**PASSAGE TO READ:**

- - - -


    Those kids who are surprised at your being hispanic but with white skin? Educate them! Not all hispanics have dark skin! They should learn about that!! That's all part of breaking these stereotypes we all fall into! Their surprise is showing the same kind of ignorance that we roll our eyes at here in the US, it's just that we're not allowed to call "minorities" "ignorant" or "racist" because clearly THEY must know all about race because they are a different one, right? It's a ludicrous idea. The color of your skin or eyes or hair does in no way discredit your blood, your heritage, your experiences.

  7. Marcy,
    You bring up a good point, that we often (subconsciously) assume "black" or "Hispanic" involves "poverty." And that's a pretty poor assumption for me to make.

    Perhaps instead of "poverty" we're thinking of "struggle;" I've never struggled with being thought dumb or incompetent because of a lack of command of the English language, but many Hispanics have (regardless of SES).

    Another thing that makes me feel less "Latina" is that I'm not Mexican or Cuban or Puerto Rican (which, technically, are the only nationalities that are considered "Hispanic" by the US Census), and I didn't grow up eating spicy tamales and listening to rancheras. I actually have a very low tolerance for spicy food, and it's really irritating to have to explain to people that yes, I am Chilean, but I don't like Mexican food. (I used to go into a mini-geography lesson, but soon found this utterly futile.)

- - - -

**INFORMATION SHOWN:**
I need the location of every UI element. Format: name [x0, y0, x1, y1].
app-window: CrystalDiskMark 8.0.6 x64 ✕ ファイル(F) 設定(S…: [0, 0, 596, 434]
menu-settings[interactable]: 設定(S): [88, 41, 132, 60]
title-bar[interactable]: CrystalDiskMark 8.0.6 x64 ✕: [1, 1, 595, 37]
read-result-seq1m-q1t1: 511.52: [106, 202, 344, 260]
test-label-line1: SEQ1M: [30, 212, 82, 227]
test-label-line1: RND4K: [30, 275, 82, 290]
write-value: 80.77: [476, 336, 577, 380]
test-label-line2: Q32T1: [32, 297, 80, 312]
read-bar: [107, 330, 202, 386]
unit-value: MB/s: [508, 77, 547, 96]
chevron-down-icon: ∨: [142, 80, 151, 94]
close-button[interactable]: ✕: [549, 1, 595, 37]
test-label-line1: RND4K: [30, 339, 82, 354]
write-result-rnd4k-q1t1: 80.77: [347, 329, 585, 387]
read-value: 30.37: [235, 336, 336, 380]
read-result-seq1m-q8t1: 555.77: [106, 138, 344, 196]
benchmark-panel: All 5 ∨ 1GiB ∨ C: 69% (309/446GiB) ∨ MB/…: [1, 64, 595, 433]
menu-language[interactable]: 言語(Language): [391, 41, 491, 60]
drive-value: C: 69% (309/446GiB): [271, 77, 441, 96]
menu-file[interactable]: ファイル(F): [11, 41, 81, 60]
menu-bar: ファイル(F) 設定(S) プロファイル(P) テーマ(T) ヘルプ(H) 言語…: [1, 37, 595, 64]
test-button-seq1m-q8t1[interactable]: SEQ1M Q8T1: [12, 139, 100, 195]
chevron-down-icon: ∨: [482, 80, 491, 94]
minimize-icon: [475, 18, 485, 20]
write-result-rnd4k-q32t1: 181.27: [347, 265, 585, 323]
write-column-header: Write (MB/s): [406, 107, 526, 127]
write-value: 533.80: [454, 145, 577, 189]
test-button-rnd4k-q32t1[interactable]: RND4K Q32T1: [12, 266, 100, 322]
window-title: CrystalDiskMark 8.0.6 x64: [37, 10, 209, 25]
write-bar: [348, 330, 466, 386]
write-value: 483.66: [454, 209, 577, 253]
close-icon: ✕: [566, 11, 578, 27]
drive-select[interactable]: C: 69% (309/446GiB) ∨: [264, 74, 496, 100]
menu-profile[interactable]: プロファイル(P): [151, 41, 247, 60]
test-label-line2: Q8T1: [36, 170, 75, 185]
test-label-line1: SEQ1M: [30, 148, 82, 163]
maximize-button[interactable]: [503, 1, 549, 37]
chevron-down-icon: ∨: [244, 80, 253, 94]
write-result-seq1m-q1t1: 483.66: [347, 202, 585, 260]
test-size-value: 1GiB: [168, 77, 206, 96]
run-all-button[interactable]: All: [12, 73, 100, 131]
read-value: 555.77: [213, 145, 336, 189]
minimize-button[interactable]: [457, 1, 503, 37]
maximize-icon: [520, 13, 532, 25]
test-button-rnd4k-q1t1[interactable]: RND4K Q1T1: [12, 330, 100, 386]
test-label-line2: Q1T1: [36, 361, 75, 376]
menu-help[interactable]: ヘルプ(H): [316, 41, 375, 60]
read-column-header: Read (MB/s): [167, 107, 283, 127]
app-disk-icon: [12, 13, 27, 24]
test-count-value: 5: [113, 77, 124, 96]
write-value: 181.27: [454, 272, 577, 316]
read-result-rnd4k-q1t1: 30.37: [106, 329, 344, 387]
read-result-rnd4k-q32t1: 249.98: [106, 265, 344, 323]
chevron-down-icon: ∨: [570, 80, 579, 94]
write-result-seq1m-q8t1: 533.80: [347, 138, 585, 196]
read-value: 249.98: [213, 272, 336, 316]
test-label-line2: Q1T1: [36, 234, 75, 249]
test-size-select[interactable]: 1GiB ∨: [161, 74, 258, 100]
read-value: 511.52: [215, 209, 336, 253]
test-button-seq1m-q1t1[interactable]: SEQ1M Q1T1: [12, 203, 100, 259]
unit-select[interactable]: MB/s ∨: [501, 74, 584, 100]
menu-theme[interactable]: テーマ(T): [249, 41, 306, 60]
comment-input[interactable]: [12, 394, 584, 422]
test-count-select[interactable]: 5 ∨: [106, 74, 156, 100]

- - - -

**TASKS TO COMPLETE:**
1 - From the comments on Hispanic identity above, reproduce verbatim the part that opens with the words containing "Perhaps instead of" and closes with "(regardless of SES).".
2 - Condense the paragraph of the comments on Hispanic identity that begins "Another thing that makes me feel less" into a shorter version that retains its main facts.

**ANSWERS TO THE TASKS:**
1 -
Perhaps instead of "poverty" we're thinking of "struggle;" I've never struggled with being thought dumb or incompetent because of a lack of command of the English language, but many Hispanics have (regardless of SES).

2 - I feel less "Latina" partly because I am not Mexican, Cuban, or Puerto Rican, which are technically the only nationalities the US Census considers "Hispanic." I also did not grow up eating spicy tamales and listening to rancheras. My tolerance for spicy food is very low, and having to explain that I am Chilean but dislike Mexican food irritates me. I once gave mini-geography lessons but soon found them futile.